_Teks Sumber_
Asianisasi
Menuju Tata Dunia Baru
Rene L Pattiradjawane ; Wartawan Senior
Kompas
|
KOMPAS,
13 April 2014
Belum
pernah sejarah hubungan internasional di kawasan Asia menjadi sangat tegang,
bergema riuh rendah dalam ”perang diplomasi” sejak dimulainya Perang Dingin
seperti pada dekade 1950-an. Menghadapi ”Abad Asia”, semua negara-bangsa
berebut pengaruh, menekan ancaman yang dihadapi negara-negara Asia ke titik
konflik terbuka melalui wilayah-wilayah klaim tumpang tindih kedaulatan.
Sejumlah
negara mulai memaksakan perubahan situasi geopolitik, menghadapi ”kebangkitan
Tiongkok” sebagai ancaman yang berpotensi mengganggu kesinambungan stabilitas
dan perdamaian kawasan. Perubahan geopolitik kawasan Asia, termasuk Asia
Tenggara, menjadi berubah ketika banyak negara, terutama Amerika Serikat
menjelang kunjungan Presiden Barack Obama, melihat perilaku Beijing sebagai
berpengaruh terhadap ”destabilisasi” kawasan.
Ini
dilihat oleh Tokyo, Manila, dan Canberra ketika Perdana Menteri Australia
Tony Abbott mengadakan kunjungan bilateral ke Jepang. Walaupun Abbott dan PM
Jepang Shinzo Abe tidak secara khusus mengacu pada perubahan perilaku
diplomasi megafon yang dilakukan Beijing akhir-akhir ini, kesepakatan
peningkatan pertahanan yang dicapai keduanya berpotensi mengubah struktur
geopolitik kawasan Asia.
Yang
mengejutkan dari kunjungan Abbott di Tokyo adalah kesediaan Jepang untuk
mengurangi beberapa tarif produk pertanian yang selama ini dilindungi secara
ketat oleh siapa pun yang memerintah di Tokyo. Untuk pertama kalinya, muncul
dalam perjanjian perdagangan bebas Australia-Jepang pekan lalu, Abe sepakat
mengurangi tarif daging beku menjadi 19,5 persen dari 38,5 persen dan tarif
daging mentah menjadi 23 persen dari 38,5 persen untuk waktu 15 tahun
mendatang.
Sebaliknya,
dari kesepakatan ini, Abbott setuju menghilangkan tarif otomotif asal Jepang.

_Baris Data_
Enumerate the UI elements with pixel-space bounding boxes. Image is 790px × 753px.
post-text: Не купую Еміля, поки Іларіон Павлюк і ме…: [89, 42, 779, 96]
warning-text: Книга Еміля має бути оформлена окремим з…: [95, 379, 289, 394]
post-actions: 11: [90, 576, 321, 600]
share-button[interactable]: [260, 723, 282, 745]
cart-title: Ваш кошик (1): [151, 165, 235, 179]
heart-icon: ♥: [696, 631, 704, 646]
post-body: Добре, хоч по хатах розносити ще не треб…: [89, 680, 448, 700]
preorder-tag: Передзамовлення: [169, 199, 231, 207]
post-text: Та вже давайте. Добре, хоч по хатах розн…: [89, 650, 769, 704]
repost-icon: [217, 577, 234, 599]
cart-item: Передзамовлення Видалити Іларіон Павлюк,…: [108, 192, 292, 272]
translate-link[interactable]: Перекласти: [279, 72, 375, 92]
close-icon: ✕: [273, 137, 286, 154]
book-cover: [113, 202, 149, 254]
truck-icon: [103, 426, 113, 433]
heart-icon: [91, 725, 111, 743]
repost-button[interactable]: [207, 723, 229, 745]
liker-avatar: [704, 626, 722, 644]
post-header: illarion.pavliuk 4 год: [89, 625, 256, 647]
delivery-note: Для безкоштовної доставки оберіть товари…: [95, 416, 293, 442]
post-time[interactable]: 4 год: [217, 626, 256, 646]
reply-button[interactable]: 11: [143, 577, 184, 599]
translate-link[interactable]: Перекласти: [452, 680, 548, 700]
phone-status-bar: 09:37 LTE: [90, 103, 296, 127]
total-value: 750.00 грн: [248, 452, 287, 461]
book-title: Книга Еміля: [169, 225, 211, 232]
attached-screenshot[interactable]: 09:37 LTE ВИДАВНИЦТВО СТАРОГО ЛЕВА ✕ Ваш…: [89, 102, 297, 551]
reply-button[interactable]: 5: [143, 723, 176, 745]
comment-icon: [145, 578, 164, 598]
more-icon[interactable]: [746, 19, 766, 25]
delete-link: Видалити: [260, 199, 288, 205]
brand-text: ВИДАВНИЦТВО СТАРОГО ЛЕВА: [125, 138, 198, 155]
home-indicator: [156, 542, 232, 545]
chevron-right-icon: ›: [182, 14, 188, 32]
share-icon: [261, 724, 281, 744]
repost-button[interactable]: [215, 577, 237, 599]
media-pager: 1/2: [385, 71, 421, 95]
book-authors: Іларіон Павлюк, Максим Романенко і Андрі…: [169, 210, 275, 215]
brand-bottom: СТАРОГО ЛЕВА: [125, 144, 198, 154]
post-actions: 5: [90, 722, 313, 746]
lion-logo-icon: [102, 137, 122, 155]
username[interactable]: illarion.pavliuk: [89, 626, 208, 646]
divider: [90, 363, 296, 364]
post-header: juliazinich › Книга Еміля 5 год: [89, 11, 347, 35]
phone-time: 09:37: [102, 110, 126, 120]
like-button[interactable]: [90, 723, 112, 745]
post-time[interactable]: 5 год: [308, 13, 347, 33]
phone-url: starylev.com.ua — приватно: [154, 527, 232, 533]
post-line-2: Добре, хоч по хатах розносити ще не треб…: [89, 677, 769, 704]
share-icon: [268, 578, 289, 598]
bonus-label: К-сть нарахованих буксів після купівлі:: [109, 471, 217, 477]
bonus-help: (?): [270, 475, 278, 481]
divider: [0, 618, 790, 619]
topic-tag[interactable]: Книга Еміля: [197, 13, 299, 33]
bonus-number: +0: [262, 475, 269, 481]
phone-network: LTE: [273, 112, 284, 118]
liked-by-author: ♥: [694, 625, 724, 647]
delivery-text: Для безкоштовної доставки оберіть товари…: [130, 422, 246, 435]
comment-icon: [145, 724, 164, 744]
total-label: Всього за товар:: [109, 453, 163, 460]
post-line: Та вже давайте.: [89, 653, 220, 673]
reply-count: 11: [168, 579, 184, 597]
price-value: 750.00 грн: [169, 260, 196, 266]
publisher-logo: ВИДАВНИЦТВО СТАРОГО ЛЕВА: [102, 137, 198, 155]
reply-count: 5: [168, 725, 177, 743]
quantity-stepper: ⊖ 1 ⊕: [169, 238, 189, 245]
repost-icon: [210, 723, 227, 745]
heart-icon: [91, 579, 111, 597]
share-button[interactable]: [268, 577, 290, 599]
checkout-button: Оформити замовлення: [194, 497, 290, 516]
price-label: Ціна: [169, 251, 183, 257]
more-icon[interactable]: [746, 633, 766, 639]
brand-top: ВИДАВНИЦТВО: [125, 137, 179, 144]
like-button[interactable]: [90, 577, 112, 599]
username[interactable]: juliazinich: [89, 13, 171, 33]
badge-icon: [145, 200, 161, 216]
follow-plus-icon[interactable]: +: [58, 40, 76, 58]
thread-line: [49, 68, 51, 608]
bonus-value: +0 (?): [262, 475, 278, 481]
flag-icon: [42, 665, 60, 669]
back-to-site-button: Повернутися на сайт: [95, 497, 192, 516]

_Tugas_
Berdasarkan teks sumber, mengapa kesediaan Jepang dalam kunjungan Abbott ke Tokyo disebut mengejutkan? Jelaskan dalam satu sampai tiga kalimat.

_Jawaban_
Jepang bersedia mengurangi beberapa tarif produk pertanian, padahal tarif itu selama ini dilindungi secara ketat oleh siapa pun yang memerintah di Tokyo. Untuk pertama kalinya, dalam perjanjian perdagangan bebas Australia-Jepang, Abe sepakat menurunkan tarif daging beku dari 38,5 persen menjadi 19,5 persen dan tarif daging mentah dari 38,5 persen menjadi 23 persen untuk 15 tahun mendatang.